╭──
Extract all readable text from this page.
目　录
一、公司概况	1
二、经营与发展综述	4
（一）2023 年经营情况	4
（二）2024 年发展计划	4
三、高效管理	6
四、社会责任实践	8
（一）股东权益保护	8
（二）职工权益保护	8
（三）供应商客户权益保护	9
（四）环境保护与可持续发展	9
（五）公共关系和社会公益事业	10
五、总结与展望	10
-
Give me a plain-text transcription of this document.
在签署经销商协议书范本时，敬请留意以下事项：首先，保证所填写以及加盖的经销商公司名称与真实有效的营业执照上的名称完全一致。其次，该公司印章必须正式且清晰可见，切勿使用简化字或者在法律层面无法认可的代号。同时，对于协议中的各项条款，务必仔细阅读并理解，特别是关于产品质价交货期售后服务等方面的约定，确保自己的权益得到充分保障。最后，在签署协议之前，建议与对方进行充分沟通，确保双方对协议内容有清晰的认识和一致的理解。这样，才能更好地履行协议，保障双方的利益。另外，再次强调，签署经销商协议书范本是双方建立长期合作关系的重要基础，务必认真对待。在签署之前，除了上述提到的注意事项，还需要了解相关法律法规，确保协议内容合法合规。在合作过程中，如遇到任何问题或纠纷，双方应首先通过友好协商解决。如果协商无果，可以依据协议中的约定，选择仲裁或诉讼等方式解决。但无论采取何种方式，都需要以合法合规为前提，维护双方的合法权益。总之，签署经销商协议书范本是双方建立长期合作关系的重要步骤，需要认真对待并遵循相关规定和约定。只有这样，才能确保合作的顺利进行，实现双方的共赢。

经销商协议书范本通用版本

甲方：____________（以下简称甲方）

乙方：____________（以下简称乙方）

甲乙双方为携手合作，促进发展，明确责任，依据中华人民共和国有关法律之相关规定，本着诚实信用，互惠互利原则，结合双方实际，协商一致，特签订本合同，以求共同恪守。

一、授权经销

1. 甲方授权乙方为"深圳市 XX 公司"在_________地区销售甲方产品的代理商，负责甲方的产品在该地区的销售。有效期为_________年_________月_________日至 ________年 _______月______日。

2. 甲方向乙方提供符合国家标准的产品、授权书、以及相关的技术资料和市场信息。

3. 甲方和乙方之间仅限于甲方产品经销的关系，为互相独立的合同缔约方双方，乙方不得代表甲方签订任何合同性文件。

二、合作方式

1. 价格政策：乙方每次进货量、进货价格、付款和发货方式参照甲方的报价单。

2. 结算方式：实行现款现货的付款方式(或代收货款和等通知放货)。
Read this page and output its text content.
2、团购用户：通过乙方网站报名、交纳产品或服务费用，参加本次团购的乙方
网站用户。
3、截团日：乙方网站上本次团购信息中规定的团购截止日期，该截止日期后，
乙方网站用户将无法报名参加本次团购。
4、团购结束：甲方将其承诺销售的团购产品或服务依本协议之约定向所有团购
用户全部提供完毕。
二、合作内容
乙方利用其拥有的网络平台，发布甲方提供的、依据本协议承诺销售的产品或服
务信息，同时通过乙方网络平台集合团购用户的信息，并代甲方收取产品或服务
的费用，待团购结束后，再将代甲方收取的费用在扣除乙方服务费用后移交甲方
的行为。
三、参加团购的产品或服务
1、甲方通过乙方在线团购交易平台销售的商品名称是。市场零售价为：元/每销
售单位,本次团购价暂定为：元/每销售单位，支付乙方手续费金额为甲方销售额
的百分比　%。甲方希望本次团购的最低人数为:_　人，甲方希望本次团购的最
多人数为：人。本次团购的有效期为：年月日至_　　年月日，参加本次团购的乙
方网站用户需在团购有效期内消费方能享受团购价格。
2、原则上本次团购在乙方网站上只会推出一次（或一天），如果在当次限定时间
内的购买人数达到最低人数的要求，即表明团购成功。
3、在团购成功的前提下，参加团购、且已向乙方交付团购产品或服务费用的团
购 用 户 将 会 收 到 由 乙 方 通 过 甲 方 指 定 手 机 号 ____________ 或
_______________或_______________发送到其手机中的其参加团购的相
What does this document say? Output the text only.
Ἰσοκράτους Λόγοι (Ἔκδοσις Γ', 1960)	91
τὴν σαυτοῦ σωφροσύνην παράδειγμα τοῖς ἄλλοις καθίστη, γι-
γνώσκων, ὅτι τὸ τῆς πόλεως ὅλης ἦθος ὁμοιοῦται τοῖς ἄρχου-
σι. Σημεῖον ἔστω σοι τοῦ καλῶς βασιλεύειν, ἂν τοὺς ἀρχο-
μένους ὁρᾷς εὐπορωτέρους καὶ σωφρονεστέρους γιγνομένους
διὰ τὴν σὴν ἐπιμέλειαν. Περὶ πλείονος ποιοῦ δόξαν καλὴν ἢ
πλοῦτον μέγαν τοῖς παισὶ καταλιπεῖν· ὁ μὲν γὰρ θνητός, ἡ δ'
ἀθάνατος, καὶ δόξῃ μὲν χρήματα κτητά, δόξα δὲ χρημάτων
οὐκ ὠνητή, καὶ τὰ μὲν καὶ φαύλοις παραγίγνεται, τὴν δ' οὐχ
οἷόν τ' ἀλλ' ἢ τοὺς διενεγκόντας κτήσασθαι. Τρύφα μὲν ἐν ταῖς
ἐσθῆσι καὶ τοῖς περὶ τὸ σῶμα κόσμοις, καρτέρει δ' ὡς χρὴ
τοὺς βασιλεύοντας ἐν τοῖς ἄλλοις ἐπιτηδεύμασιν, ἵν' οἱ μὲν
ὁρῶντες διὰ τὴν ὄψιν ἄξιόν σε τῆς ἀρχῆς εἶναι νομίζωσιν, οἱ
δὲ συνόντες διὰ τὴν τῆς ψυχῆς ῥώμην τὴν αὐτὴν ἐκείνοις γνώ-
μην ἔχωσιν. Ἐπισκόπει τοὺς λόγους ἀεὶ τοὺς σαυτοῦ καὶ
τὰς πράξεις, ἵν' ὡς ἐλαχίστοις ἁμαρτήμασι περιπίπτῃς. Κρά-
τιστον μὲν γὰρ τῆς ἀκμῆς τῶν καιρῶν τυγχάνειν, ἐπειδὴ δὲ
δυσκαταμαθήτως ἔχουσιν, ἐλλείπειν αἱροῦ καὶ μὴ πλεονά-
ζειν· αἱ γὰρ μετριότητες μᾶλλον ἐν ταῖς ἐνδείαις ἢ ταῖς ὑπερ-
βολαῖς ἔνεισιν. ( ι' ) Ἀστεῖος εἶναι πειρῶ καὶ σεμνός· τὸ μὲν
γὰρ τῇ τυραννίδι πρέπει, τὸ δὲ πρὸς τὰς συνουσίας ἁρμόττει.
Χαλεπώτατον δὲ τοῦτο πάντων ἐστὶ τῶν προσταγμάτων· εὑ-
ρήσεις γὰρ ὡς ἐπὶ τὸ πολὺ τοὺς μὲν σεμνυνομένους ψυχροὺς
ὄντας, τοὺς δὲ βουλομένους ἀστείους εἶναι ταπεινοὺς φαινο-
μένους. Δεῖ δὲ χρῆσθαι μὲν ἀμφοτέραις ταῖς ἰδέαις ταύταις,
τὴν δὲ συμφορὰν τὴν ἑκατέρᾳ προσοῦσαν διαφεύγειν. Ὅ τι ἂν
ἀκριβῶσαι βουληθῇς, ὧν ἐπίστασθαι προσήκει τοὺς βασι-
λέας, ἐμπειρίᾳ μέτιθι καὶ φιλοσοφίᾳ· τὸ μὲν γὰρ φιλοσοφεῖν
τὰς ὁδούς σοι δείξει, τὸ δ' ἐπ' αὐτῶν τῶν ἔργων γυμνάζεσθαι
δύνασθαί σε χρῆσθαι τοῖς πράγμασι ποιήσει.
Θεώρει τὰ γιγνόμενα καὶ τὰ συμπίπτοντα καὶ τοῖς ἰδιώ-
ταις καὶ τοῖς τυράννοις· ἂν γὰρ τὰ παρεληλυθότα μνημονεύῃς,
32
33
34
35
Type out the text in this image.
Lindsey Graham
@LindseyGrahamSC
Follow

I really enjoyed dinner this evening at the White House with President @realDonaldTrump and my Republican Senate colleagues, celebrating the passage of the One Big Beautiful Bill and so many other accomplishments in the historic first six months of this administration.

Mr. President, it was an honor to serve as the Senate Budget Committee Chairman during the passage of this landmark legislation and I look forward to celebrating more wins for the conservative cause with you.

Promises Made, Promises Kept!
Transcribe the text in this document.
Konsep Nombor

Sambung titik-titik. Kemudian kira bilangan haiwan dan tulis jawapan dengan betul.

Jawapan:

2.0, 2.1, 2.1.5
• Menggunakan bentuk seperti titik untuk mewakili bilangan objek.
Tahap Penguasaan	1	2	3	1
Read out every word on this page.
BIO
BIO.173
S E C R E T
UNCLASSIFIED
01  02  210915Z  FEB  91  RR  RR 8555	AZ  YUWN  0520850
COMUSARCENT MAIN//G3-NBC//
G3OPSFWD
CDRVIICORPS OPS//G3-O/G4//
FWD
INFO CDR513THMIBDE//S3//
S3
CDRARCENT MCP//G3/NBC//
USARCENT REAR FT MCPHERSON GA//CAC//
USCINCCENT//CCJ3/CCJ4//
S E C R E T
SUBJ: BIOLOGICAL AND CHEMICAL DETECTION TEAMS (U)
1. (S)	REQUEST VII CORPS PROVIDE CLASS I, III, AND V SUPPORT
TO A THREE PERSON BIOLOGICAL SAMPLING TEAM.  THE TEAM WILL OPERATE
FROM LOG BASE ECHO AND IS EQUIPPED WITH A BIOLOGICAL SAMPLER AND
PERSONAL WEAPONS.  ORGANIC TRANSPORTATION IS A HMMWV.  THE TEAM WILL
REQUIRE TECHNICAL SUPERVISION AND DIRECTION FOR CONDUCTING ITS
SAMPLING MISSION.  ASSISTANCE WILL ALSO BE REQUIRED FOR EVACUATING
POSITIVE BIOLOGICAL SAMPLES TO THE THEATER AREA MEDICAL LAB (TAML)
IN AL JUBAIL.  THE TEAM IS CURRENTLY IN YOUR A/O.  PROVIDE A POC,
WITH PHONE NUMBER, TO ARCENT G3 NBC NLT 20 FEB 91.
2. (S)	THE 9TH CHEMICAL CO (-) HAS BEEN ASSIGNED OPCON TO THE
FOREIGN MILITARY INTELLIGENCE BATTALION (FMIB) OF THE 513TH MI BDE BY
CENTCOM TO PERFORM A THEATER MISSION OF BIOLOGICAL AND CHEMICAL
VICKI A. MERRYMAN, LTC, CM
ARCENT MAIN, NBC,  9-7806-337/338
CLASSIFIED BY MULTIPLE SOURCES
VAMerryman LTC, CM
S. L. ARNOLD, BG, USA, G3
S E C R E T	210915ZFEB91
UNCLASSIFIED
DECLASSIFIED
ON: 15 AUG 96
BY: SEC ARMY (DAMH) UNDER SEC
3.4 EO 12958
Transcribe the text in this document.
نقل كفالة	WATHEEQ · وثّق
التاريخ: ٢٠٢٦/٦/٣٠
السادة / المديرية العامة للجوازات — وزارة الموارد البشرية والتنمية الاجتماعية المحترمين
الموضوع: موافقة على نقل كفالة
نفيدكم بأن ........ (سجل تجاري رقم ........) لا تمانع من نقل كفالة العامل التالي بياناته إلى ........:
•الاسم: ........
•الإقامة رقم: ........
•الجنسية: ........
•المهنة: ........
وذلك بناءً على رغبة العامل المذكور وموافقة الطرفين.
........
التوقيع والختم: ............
╰──
# Required task:
Tally how many lines of the data include the word "titik". Write the number and nothing else.

# Output of the task:
2